[Directions]
Copy every line in which the string "JSON" occurs.
========
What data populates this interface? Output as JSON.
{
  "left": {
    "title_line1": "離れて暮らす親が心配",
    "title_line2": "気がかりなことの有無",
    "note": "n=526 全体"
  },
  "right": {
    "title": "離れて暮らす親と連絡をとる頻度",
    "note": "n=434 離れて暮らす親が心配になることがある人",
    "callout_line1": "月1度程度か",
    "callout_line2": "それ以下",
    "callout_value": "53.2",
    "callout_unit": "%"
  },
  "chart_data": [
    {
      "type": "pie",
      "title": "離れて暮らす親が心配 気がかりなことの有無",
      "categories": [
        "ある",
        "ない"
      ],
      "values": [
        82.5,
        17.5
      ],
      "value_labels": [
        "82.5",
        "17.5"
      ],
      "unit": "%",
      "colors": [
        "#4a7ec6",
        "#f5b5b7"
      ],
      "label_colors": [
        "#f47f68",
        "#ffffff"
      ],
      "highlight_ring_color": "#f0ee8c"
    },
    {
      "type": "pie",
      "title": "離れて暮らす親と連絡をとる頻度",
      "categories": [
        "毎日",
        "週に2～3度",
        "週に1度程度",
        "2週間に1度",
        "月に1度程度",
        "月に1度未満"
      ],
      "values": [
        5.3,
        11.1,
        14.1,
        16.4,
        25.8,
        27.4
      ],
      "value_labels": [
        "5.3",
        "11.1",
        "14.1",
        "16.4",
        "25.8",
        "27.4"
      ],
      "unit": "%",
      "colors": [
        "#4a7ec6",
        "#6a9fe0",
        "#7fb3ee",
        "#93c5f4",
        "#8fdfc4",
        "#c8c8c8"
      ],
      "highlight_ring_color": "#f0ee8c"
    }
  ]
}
========
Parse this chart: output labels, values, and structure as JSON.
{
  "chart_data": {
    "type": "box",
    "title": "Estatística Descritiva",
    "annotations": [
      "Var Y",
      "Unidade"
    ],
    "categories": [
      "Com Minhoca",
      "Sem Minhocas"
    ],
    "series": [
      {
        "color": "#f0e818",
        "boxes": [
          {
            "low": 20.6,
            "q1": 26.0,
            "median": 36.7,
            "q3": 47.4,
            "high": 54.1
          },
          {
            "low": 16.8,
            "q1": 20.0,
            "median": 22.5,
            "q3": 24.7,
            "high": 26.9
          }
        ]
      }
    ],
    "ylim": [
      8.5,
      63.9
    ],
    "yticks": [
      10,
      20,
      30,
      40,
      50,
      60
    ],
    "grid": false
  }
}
========
[Task answer]
What data populates this interface? Output as JSON.
Parse this chart: output labels, values, and structure as JSON.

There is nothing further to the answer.